→ **THE TASK**
Locate each line in the data below that contains the string "sensor", and copy those lines.
------------------------------------------------
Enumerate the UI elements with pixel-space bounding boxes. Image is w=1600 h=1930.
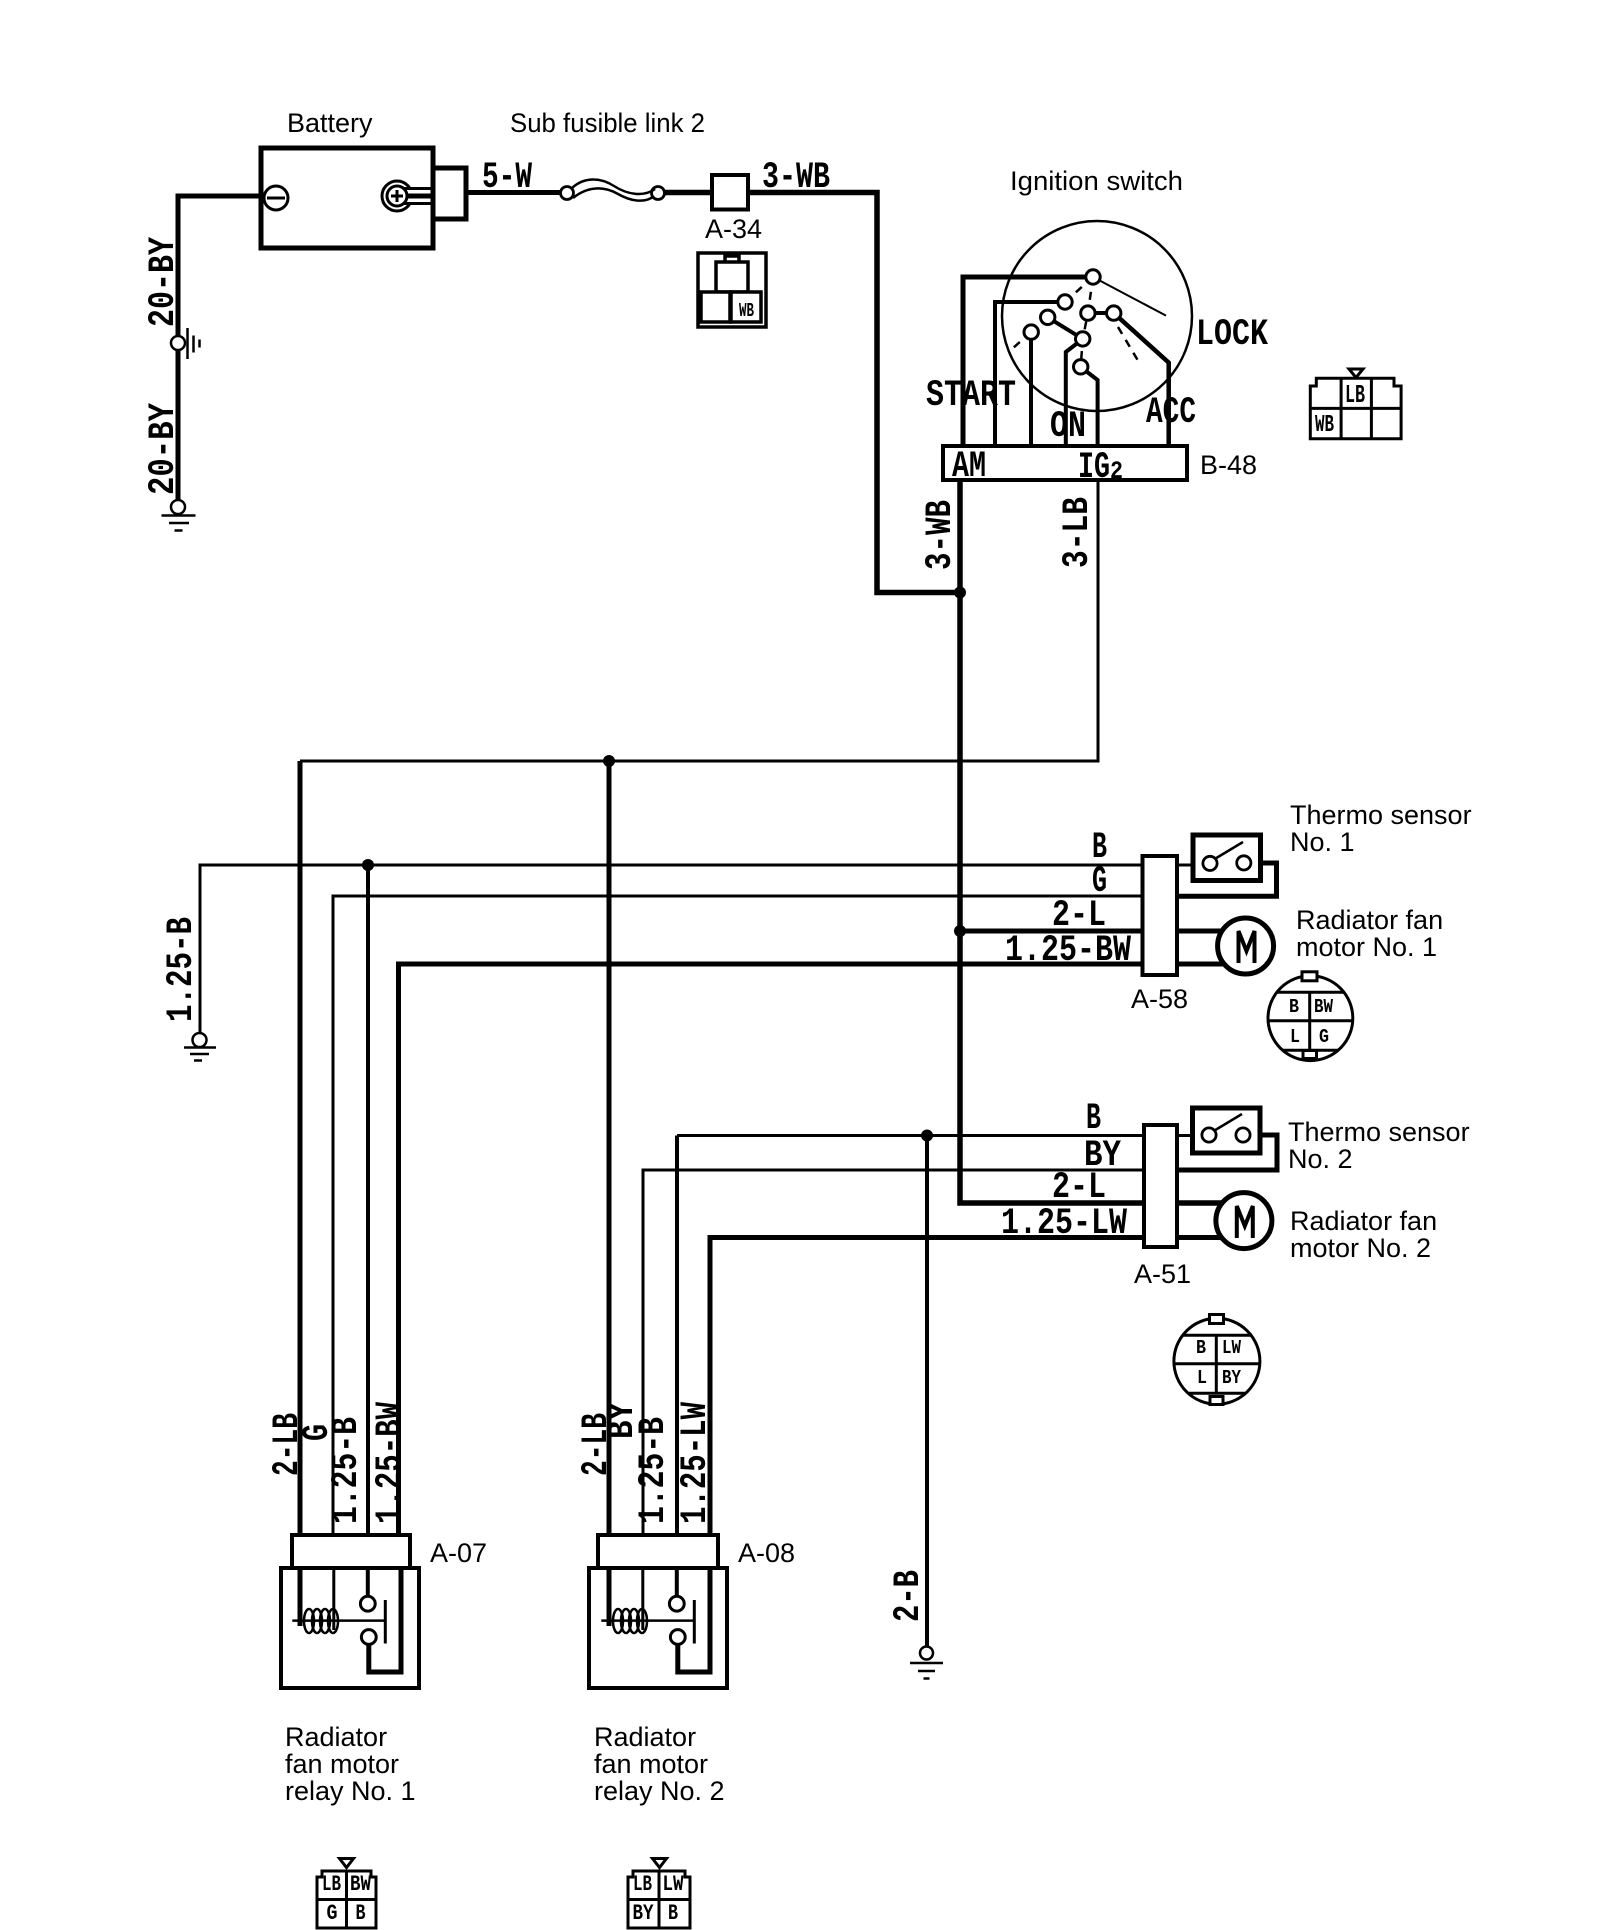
svg-text:20-BY: 20-BY [143,236,185,327]
svg-text:B-48: B-48 [1200,450,1257,480]
svg-text:motor No. 1: motor No. 1 [1296,932,1437,962]
svg-text:1.25-BW: 1.25-BW [1005,930,1132,972]
svg-text:1.25-B: 1.25-B [633,1417,675,1524]
svg-text:3-WB: 3-WB [762,157,830,199]
svg-text:No. 1: No. 1 [1290,827,1355,857]
svg-text:1.25-B: 1.25-B [326,1417,368,1524]
svg-text:Thermo sensor: Thermo sensor [1288,1117,1470,1147]
svg-text:B: B [1086,1098,1101,1140]
svg-text:No. 2: No. 2 [1288,1144,1353,1174]
svg-text:WB: WB [1315,412,1334,439]
svg-text:1.25-LW: 1.25-LW [1001,1203,1128,1245]
svg-text:fan motor: fan motor [594,1749,708,1779]
svg-text:LW: LW [663,1872,685,1897]
svg-text:A-51: A-51 [1134,1259,1191,1289]
svg-text:A-58: A-58 [1131,984,1188,1014]
svg-text:LB: LB [322,1872,341,1897]
svg-text:Radiator: Radiator [285,1722,387,1752]
svg-text:5-W: 5-W [482,157,533,199]
svg-text:20-BY: 20-BY [143,402,185,495]
svg-text:relay No. 1: relay No. 1 [285,1776,416,1806]
svg-text:G: G [327,1901,338,1926]
svg-text:B: B [356,1901,366,1926]
svg-text:B: B [1196,1337,1206,1359]
svg-text:3-LB: 3-LB [1057,497,1099,568]
svg-text:motor No. 2: motor No. 2 [1290,1233,1431,1263]
svg-text:LOCK: LOCK [1196,314,1269,356]
svg-text:LB: LB [1345,380,1365,410]
svg-text:1.25-LW: 1.25-LW [675,1401,717,1524]
svg-text:ON: ON [1050,406,1086,448]
svg-text:A-07: A-07 [430,1538,487,1568]
svg-text:ACC: ACC [1146,392,1196,434]
svg-text:WB: WB [739,300,754,322]
svg-text:Radiator fan: Radiator fan [1290,1206,1437,1236]
svg-text:2: 2 [1110,457,1123,486]
svg-text:BY: BY [1222,1367,1241,1389]
svg-text:BW: BW [350,1872,372,1897]
svg-text:fan motor: fan motor [285,1749,399,1779]
svg-text:B: B [1289,996,1299,1018]
svg-text:A-08: A-08 [738,1538,795,1568]
svg-text:Thermo sensor: Thermo sensor [1290,800,1472,830]
svg-text:A-34: A-34 [705,214,762,244]
svg-text:2-B: 2-B [888,1570,930,1622]
svg-text:2-LB: 2-LB [267,1413,309,1476]
svg-text:L: L [1290,1026,1300,1048]
svg-text:Battery: Battery [287,108,373,138]
svg-text:G: G [1319,1026,1329,1048]
svg-text:Radiator: Radiator [594,1722,696,1752]
svg-text:B: B [668,1901,678,1926]
svg-text:1.25-BW: 1.25-BW [370,1401,412,1524]
svg-text:IG: IG [1078,447,1110,489]
svg-text:LW: LW [1222,1337,1241,1359]
svg-text:BW: BW [1314,996,1333,1018]
svg-text:relay No. 2: relay No. 2 [594,1776,725,1806]
svg-text:Radiator fan: Radiator fan [1296,905,1443,935]
svg-text:3-WB: 3-WB [920,500,962,570]
svg-text:START: START [926,375,1016,417]
svg-text:L: L [1197,1367,1207,1389]
svg-text:AM: AM [952,446,986,488]
svg-text:LB: LB [633,1872,652,1897]
svg-text:BY: BY [633,1901,655,1926]
svg-text:Ignition switch: Ignition switch [1010,166,1183,196]
svg-text:Sub fusible link 2: Sub fusible link 2 [510,108,705,138]
svg-text:1.25-B: 1.25-B [161,917,203,1022]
------------------------------------------------
→ **REPLY**
svg-text:Thermo sensor: Thermo sensor [1288,1117,1470,1147]
svg-text:Thermo sensor: Thermo sensor [1290,800,1472,830]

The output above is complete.